------ DATA FOR THE TASK ------
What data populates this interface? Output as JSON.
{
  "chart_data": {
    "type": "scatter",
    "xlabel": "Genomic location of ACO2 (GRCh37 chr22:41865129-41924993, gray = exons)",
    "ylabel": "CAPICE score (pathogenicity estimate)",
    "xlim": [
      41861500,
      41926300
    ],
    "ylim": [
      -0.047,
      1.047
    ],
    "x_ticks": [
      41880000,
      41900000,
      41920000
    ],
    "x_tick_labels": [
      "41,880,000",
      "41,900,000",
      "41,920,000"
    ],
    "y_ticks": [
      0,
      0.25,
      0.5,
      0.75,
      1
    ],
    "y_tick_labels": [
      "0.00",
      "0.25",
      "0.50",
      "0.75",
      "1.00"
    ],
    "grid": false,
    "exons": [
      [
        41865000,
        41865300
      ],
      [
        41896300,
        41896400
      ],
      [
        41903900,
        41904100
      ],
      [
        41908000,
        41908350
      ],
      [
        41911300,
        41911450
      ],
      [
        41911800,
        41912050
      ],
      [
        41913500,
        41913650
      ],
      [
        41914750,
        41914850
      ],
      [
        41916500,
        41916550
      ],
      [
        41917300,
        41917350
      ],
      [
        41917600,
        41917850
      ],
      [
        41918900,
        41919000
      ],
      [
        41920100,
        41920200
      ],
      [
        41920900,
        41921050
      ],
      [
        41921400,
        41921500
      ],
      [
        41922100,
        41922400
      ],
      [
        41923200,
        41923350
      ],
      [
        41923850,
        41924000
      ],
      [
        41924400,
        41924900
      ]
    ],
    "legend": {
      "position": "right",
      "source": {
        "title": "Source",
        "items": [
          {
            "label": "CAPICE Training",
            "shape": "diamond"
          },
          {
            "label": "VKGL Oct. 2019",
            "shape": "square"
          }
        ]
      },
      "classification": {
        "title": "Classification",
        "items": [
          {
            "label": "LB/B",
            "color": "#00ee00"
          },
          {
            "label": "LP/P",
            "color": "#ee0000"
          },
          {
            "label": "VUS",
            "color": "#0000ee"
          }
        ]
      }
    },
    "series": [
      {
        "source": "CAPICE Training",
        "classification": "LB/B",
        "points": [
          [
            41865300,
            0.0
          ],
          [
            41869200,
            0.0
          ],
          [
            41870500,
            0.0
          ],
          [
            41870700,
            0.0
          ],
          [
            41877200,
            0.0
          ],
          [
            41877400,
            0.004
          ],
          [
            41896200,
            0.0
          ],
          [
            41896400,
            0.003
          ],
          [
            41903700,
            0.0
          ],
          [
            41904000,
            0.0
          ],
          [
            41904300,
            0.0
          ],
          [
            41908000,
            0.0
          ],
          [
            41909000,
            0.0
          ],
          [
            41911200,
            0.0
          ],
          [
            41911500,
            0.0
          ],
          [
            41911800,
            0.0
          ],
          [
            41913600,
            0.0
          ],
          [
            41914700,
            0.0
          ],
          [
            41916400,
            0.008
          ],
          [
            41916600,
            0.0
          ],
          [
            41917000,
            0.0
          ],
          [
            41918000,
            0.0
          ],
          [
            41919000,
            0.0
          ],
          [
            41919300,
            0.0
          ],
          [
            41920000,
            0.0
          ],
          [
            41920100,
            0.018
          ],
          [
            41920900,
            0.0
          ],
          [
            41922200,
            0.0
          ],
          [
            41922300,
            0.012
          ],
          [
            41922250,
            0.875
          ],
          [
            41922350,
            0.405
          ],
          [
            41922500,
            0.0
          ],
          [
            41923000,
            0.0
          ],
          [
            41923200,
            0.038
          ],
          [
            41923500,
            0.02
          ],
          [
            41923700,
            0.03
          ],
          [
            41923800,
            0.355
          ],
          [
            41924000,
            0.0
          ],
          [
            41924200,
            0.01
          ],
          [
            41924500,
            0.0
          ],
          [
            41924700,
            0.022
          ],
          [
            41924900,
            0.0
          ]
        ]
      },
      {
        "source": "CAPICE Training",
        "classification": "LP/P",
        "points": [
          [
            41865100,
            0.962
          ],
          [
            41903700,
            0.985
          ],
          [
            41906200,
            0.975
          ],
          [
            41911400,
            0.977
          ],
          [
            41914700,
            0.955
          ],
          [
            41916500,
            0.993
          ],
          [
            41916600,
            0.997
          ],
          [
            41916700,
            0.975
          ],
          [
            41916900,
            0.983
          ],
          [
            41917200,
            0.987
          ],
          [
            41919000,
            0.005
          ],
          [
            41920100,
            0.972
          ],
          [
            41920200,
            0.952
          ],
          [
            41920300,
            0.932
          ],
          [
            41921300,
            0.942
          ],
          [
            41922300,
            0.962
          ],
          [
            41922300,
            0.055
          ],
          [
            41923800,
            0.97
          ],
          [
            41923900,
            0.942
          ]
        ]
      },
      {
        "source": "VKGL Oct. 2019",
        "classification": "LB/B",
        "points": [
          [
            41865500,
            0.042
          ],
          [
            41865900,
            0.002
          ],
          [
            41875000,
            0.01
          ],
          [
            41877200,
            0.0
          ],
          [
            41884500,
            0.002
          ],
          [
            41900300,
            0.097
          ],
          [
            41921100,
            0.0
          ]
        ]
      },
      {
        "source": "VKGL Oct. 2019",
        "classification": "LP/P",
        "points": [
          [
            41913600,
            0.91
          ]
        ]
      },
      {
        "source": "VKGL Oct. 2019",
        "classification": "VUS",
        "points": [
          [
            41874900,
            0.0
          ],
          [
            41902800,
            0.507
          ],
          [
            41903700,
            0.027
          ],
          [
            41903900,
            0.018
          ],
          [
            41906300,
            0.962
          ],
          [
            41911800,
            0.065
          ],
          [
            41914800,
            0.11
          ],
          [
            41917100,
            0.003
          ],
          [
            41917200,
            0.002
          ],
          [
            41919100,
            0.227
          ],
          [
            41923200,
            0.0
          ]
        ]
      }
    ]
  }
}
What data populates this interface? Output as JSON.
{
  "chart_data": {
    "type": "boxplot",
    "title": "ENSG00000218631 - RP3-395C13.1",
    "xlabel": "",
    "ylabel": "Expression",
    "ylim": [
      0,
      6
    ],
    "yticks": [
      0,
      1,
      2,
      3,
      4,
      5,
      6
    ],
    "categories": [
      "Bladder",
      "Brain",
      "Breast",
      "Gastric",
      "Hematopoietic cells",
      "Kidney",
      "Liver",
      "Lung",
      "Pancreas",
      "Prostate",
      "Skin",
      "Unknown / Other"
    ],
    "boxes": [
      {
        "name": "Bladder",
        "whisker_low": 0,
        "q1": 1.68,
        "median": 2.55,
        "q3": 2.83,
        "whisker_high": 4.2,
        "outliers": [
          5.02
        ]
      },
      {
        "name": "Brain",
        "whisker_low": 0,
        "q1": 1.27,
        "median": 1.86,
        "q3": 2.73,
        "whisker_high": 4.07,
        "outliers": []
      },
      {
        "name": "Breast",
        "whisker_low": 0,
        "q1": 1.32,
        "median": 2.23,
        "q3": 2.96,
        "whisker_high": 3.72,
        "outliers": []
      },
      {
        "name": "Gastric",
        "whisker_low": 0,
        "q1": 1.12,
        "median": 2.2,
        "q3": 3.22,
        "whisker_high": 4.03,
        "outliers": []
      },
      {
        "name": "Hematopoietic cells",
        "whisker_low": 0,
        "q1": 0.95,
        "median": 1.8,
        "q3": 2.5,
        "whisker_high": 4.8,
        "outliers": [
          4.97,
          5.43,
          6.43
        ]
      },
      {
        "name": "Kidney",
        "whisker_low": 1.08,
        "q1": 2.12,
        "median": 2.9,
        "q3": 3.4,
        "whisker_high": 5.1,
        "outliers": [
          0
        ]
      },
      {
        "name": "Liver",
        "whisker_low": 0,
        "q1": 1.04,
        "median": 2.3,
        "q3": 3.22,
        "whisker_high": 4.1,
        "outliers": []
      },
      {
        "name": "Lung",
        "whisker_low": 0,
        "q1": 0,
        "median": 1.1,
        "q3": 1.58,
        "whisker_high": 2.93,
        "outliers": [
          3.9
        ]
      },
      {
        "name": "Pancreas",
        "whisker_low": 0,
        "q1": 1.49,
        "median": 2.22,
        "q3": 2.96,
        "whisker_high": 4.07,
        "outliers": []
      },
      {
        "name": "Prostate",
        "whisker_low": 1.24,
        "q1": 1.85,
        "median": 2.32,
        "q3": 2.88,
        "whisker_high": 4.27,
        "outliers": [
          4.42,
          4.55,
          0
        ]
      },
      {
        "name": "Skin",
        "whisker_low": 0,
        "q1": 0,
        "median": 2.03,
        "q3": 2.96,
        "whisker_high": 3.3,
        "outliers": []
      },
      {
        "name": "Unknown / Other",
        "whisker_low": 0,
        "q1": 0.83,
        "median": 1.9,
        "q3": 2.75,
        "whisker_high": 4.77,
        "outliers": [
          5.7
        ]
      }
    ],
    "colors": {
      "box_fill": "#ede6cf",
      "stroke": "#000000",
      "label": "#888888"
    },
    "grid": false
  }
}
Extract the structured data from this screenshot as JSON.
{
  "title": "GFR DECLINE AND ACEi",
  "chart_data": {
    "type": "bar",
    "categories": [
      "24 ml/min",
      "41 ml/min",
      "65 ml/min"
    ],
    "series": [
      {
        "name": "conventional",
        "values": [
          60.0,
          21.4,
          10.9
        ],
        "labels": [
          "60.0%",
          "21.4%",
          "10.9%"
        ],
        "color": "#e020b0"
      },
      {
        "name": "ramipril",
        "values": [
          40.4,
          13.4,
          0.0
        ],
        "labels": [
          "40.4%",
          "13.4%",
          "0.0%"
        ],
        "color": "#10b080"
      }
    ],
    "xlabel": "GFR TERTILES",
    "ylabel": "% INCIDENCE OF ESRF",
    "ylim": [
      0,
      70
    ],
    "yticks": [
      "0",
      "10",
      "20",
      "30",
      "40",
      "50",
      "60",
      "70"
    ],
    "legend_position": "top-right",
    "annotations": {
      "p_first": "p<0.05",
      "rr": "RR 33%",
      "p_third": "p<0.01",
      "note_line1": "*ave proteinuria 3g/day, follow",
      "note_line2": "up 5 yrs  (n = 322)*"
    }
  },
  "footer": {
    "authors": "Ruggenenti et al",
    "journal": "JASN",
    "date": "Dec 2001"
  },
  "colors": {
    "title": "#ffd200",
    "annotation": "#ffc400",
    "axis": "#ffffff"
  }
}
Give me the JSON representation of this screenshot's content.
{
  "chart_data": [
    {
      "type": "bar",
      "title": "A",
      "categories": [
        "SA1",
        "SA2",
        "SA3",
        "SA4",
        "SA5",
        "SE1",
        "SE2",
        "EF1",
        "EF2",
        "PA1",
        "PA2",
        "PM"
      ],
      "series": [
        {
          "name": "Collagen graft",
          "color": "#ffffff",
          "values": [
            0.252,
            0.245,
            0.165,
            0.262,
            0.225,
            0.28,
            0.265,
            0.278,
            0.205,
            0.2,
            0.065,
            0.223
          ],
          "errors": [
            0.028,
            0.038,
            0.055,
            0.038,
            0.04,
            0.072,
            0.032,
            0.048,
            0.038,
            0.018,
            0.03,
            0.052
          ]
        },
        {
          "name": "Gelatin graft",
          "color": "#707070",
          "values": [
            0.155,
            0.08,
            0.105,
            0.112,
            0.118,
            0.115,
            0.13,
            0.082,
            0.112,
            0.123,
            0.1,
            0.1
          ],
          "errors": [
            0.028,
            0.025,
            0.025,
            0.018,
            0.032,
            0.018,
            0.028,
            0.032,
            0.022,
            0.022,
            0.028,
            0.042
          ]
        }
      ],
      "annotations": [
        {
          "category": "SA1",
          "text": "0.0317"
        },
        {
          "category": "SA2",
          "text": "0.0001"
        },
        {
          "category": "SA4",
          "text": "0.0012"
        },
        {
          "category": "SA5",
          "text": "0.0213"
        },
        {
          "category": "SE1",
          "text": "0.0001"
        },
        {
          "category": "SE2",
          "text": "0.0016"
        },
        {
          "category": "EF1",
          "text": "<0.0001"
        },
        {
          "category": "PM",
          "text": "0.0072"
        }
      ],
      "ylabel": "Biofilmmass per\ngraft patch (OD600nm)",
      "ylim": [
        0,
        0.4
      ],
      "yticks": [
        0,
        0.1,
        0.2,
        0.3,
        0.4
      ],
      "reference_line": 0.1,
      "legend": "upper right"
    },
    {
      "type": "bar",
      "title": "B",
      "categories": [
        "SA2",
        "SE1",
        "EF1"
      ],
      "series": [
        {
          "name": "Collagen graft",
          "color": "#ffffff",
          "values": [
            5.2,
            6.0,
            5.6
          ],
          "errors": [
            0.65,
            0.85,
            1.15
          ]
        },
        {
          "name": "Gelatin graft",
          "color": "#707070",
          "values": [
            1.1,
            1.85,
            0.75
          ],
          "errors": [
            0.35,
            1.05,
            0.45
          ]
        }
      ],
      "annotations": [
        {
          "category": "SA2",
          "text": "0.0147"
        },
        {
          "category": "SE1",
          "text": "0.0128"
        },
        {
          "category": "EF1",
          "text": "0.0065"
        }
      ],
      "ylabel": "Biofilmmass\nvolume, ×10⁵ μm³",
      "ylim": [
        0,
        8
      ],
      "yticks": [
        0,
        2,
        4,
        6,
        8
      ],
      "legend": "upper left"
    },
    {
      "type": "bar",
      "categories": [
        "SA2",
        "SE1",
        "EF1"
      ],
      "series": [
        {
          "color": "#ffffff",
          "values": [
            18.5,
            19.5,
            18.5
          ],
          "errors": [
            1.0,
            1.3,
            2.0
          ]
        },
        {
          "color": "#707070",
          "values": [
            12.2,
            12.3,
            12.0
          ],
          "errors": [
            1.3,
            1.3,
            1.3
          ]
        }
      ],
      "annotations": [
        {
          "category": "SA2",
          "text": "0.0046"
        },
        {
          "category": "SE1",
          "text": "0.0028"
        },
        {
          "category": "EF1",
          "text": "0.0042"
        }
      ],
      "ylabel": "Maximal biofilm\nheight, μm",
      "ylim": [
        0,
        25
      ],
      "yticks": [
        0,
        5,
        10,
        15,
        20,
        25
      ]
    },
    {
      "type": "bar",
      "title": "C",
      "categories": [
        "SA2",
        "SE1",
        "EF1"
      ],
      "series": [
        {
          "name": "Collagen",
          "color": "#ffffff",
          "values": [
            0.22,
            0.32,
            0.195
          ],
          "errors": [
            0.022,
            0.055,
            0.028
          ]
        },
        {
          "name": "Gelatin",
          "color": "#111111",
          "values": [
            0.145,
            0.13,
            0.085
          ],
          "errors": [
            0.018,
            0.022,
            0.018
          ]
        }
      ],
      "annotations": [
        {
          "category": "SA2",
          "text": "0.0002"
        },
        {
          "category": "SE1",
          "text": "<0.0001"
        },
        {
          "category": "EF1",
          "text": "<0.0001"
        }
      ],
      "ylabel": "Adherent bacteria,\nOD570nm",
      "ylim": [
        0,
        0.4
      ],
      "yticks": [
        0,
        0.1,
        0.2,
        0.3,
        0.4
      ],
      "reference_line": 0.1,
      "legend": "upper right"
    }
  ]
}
------
» WORK REQUIRED: In the listing above, find each line containing "title" and copy it.

» EXERCISE ANSWER:
        "title": "Source",
        "title": "Classification",
    "title": "ENSG00000218631 - RP3-395C13.1",
  "title": "GFR DECLINE AND ACEi",
    "title": "#ffd200",
      "title": "A",
      "title": "B",
      "title": "C",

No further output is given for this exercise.